Task objective: Work out the number of lines containing "labels". Answer with nothing but that number.

[Figure record listings]

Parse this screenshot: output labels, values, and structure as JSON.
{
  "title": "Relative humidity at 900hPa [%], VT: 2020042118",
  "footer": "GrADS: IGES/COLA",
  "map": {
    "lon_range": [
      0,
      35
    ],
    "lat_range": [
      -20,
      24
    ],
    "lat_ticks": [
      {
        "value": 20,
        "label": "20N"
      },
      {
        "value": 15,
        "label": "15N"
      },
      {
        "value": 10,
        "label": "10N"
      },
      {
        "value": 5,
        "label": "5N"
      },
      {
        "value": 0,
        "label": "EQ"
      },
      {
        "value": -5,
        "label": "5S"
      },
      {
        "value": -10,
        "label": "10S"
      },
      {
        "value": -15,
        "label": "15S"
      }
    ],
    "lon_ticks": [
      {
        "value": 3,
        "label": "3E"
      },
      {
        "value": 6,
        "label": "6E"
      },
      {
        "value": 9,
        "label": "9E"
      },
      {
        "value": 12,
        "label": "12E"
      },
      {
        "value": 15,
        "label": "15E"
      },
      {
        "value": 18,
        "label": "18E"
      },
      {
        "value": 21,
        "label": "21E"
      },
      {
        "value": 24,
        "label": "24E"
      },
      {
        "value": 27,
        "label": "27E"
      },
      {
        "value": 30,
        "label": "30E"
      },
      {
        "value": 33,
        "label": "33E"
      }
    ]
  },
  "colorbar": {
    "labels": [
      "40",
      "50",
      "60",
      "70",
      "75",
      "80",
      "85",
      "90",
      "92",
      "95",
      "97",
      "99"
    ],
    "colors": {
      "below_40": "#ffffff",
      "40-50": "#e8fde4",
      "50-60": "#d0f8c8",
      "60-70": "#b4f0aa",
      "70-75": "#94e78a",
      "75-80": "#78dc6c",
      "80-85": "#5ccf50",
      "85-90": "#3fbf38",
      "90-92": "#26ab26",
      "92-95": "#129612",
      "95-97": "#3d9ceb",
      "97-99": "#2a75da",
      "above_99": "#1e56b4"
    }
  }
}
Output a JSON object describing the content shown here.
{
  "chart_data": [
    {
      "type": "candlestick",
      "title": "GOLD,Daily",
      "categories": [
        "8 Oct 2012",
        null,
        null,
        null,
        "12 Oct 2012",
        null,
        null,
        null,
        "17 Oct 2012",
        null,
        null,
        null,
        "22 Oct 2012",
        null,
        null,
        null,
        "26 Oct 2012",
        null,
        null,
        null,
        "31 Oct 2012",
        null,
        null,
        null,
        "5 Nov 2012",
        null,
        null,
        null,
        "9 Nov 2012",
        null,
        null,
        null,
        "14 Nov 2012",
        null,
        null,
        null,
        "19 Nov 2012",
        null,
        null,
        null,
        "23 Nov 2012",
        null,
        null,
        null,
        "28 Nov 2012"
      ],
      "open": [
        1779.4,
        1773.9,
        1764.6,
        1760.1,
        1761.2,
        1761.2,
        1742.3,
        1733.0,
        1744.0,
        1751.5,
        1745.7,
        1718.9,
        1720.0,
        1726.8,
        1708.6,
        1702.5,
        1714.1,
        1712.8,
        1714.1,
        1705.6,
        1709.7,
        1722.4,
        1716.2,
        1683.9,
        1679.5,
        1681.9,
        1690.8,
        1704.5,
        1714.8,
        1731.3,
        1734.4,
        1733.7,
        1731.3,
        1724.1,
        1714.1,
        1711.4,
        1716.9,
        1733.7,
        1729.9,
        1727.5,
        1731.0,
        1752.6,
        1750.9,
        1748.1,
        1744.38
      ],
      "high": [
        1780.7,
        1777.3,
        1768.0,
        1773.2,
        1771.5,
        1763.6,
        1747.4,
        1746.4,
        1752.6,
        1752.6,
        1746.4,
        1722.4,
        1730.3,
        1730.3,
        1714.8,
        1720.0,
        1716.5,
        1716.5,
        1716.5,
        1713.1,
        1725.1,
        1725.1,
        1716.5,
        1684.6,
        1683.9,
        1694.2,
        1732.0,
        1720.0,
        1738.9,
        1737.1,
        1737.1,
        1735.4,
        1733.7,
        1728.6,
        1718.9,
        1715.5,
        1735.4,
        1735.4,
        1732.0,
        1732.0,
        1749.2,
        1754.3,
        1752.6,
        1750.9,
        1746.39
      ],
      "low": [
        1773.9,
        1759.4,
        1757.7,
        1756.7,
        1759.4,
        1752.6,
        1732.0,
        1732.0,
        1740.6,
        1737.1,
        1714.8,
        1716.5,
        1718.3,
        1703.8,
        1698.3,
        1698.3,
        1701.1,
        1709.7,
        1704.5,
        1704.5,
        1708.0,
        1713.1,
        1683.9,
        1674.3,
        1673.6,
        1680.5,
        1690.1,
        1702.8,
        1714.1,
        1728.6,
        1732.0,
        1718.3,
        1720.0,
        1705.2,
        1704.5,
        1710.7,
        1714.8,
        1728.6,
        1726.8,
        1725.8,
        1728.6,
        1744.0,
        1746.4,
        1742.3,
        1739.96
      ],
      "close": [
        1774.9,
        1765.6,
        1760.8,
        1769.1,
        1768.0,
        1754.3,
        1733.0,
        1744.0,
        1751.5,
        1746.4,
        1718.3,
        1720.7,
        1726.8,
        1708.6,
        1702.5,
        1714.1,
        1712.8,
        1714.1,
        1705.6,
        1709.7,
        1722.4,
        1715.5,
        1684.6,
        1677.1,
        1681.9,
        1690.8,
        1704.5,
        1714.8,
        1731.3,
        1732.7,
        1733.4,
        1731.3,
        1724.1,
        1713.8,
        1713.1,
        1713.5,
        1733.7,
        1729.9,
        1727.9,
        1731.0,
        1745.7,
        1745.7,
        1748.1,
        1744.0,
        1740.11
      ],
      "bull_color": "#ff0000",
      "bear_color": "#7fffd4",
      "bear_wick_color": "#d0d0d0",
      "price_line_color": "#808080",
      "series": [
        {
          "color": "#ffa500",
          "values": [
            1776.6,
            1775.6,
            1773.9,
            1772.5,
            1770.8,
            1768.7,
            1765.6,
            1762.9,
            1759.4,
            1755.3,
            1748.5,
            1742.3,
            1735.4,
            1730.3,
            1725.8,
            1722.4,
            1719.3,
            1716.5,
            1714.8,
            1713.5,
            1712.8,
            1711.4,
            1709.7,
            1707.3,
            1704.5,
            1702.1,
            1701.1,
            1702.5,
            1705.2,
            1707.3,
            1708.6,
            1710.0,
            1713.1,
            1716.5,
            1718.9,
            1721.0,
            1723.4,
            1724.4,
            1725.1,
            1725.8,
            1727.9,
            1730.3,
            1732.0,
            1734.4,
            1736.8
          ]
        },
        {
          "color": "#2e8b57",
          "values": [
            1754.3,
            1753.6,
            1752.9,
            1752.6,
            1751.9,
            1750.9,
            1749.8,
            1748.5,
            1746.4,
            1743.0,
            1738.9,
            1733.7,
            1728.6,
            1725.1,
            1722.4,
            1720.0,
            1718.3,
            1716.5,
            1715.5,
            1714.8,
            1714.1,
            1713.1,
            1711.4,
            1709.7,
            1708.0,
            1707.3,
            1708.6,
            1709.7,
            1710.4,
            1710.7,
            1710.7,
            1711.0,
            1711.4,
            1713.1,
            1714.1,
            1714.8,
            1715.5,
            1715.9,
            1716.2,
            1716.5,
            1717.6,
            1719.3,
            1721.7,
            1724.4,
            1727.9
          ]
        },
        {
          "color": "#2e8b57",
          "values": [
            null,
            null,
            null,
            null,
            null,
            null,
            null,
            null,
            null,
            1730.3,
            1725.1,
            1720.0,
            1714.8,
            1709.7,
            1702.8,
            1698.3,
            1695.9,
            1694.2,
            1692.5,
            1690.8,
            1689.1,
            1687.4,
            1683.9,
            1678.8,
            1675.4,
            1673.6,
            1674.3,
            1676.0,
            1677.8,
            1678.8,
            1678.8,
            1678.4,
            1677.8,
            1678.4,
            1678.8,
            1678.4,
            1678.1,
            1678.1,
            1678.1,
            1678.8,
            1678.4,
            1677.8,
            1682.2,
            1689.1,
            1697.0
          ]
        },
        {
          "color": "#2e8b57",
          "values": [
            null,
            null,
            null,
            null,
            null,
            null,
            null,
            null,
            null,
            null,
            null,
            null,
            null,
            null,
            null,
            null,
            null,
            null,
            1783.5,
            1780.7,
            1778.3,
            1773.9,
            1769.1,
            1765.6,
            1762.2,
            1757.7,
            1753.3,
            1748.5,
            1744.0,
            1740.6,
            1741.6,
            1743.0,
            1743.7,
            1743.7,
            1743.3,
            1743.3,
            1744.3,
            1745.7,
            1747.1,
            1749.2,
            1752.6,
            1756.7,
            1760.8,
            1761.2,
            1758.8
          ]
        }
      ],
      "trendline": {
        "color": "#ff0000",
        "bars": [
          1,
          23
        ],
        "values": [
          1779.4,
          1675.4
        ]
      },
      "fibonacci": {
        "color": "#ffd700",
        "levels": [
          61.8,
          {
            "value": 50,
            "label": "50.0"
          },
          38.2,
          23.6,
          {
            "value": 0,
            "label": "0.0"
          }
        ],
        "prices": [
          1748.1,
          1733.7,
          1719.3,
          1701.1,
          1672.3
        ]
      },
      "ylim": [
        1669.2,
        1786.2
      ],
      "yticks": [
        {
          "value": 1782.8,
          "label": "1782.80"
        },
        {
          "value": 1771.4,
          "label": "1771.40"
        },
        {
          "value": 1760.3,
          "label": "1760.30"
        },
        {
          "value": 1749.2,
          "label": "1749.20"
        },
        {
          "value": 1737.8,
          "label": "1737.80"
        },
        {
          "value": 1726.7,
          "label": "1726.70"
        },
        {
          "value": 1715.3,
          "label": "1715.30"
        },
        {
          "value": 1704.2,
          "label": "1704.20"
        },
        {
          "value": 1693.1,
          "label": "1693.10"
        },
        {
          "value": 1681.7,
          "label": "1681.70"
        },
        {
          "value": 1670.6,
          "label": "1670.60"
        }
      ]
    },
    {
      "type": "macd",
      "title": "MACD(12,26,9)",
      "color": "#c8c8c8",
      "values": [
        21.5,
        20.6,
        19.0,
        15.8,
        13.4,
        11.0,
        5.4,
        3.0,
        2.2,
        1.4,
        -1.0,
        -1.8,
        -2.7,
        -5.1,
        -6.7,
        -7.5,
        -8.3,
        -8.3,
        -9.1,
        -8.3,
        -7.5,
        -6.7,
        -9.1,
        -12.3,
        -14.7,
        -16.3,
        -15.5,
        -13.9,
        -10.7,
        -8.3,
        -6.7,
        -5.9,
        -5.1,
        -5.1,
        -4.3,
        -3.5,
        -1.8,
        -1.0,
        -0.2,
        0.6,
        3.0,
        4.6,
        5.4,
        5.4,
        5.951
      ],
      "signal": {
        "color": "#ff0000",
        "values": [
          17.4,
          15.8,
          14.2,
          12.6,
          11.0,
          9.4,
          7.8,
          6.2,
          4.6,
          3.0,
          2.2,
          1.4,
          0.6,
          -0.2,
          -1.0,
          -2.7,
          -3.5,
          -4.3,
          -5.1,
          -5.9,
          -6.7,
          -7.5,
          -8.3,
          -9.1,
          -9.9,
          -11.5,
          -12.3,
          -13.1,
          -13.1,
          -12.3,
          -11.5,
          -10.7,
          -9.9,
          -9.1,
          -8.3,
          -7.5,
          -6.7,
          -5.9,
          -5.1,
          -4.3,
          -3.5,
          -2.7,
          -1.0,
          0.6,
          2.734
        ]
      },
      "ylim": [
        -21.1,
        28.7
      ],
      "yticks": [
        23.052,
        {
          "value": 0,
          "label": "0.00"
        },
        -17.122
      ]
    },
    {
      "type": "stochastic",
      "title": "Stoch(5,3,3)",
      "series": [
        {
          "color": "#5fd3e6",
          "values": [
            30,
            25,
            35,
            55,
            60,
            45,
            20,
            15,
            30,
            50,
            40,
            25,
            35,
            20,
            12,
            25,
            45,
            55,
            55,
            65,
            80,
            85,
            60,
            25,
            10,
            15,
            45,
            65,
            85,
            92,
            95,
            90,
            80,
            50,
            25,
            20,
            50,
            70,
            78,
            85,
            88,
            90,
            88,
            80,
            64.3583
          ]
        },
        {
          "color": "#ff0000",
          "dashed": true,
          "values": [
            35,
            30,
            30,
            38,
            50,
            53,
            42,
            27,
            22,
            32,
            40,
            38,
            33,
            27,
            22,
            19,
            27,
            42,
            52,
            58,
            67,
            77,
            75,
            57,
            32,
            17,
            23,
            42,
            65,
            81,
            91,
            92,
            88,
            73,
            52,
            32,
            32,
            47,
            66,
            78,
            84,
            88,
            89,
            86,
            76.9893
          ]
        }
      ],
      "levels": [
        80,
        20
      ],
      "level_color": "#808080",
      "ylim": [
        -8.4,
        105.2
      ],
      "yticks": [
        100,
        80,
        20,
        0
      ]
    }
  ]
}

Solution to this exercise: 2